** Lines of data **
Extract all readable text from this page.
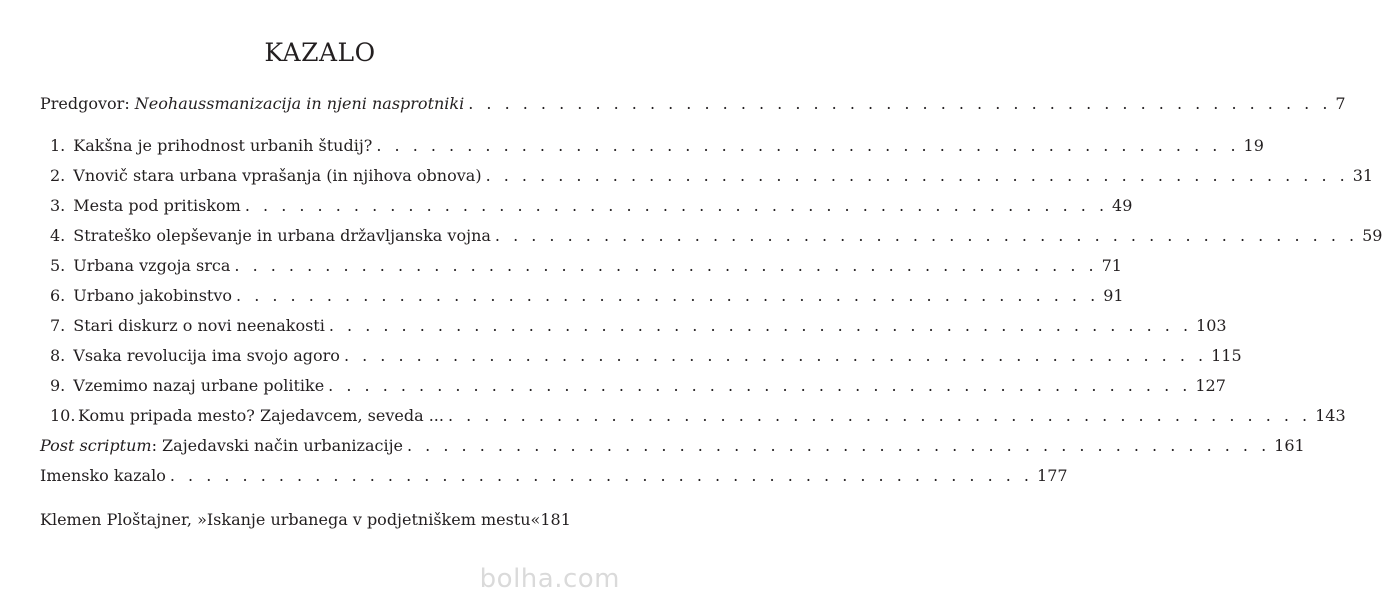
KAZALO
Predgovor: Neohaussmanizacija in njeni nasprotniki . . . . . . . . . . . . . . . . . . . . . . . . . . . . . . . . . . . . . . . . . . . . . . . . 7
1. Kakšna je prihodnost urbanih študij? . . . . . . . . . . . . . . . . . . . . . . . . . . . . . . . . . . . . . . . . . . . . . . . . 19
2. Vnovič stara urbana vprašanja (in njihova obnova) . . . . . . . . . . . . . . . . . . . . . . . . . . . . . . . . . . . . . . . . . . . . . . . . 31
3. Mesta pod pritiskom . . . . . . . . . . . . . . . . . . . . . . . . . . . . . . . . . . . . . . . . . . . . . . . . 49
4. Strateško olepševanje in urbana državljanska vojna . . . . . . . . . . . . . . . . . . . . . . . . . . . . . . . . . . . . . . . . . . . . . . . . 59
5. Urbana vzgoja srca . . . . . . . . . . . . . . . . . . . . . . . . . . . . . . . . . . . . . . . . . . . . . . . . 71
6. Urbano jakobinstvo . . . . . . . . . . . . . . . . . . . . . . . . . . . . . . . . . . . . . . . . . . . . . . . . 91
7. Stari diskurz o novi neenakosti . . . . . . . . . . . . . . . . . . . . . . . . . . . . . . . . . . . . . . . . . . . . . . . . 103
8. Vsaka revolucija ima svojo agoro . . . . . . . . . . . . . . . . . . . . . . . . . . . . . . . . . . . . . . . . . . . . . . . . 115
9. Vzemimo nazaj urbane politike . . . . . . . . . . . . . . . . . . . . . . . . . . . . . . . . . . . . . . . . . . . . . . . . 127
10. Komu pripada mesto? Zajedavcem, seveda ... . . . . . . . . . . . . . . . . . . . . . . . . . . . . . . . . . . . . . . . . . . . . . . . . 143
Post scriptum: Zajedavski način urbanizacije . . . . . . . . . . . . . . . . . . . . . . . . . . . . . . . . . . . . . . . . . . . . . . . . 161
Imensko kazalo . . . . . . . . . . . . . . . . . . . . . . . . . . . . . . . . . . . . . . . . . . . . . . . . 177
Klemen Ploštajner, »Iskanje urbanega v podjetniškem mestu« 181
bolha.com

** What the task requires **
Restate each entry word for word, leaving out any pictures.

** Exercise result **
Extract all readable text from this page.
KAZALO
Predgovor: Neohaussmanizacija in njeni nasprotniki . . . . . . . . . . . . . . . . . . . . . . . . . . . . . . . . . . . . . . . . . . . . . . . . 7
1. Kakšna je prihodnost urbanih študij? . . . . . . . . . . . . . . . . . . . . . . . . . . . . . . . . . . . . . . . . . . . . . . . . 19
2. Vnovič stara urbana vprašanja (in njihova obnova) . . . . . . . . . . . . . . . . . . . . . . . . . . . . . . . . . . . . . . . . . . . . . . . . 31
3. Mesta pod pritiskom . . . . . . . . . . . . . . . . . . . . . . . . . . . . . . . . . . . . . . . . . . . . . . . . 49
4. Strateško olepševanje in urbana državljanska vojna . . . . . . . . . . . . . . . . . . . . . . . . . . . . . . . . . . . . . . . . . . . . . . . . 59
5. Urbana vzgoja srca . . . . . . . . . . . . . . . . . . . . . . . . . . . . . . . . . . . . . . . . . . . . . . . . 71
6. Urbano jakobinstvo . . . . . . . . . . . . . . . . . . . . . . . . . . . . . . . . . . . . . . . . . . . . . . . . 91
7. Stari diskurz o novi neenakosti . . . . . . . . . . . . . . . . . . . . . . . . . . . . . . . . . . . . . . . . . . . . . . . . 103
8. Vsaka revolucija ima svojo agoro . . . . . . . . . . . . . . . . . . . . . . . . . . . . . . . . . . . . . . . . . . . . . . . . 115
9. Vzemimo nazaj urbane politike . . . . . . . . . . . . . . . . . . . . . . . . . . . . . . . . . . . . . . . . . . . . . . . . 127
10. Komu pripada mesto? Zajedavcem, seveda ... . . . . . . . . . . . . . . . . . . . . . . . . . . . . . . . . . . . . . . . . . . . . . . . . 143
Post scriptum: Zajedavski način urbanizacije . . . . . . . . . . . . . . . . . . . . . . . . . . . . . . . . . . . . . . . . . . . . . . . . 161
Imensko kazalo . . . . . . . . . . . . . . . . . . . . . . . . . . . . . . . . . . . . . . . . . . . . . . . . 177
Klemen Ploštajner, »Iskanje urbanega v podjetniškem mestu« 181
bolha.com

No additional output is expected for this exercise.